■ THE TASK
Tell how many lines in the following entries include the word "JSON", giving the figure alone.

Source records
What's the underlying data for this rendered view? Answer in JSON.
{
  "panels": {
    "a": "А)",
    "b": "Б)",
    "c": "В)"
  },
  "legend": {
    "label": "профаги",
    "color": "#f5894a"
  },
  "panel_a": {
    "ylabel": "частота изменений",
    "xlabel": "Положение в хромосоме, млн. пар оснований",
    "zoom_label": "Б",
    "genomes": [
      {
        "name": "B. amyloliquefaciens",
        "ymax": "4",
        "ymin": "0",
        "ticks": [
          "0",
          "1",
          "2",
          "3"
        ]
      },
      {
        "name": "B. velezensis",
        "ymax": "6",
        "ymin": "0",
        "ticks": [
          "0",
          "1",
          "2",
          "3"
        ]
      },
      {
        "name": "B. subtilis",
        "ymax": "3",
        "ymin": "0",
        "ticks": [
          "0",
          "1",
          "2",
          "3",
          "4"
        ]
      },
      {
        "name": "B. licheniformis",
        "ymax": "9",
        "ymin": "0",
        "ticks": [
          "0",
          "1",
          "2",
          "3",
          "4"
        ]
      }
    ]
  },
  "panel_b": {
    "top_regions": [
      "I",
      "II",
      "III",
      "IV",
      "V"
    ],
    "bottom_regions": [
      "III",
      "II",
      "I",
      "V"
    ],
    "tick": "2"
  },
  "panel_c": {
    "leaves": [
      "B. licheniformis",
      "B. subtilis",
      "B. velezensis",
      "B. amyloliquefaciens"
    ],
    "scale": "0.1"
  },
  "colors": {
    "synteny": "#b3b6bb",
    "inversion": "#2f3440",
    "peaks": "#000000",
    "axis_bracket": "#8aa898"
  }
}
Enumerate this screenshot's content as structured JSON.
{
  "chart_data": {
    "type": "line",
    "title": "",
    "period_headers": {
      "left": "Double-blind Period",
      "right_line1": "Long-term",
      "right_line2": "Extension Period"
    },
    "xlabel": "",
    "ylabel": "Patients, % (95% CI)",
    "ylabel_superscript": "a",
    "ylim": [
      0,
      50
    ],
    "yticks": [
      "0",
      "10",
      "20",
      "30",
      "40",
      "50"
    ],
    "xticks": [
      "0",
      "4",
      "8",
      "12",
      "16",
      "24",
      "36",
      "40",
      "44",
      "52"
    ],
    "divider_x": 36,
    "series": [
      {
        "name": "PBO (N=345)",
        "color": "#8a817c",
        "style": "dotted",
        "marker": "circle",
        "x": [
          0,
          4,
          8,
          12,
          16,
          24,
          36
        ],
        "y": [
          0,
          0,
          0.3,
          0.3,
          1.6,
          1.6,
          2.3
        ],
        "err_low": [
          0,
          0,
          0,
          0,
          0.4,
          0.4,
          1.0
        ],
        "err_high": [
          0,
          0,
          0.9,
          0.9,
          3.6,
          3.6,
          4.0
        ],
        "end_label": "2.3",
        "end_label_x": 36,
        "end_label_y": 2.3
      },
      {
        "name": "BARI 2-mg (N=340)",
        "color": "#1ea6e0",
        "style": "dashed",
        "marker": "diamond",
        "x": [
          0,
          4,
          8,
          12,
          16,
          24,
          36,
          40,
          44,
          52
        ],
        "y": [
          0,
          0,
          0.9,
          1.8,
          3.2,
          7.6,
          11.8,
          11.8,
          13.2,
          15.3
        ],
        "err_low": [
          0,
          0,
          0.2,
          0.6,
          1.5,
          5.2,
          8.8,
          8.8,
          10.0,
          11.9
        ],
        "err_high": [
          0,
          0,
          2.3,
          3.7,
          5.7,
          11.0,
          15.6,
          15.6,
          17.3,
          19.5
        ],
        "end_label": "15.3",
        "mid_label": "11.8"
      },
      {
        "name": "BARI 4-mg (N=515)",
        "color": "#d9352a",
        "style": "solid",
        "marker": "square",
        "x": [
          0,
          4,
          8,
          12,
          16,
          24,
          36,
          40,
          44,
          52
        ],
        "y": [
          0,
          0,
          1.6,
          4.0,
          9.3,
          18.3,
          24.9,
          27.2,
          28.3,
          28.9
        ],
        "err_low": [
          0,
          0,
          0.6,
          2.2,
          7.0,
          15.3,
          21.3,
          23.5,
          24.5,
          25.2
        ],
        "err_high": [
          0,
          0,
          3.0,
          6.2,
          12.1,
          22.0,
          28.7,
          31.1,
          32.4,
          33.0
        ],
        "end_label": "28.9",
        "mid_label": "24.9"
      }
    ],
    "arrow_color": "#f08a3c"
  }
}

■ TASK ANSWER
2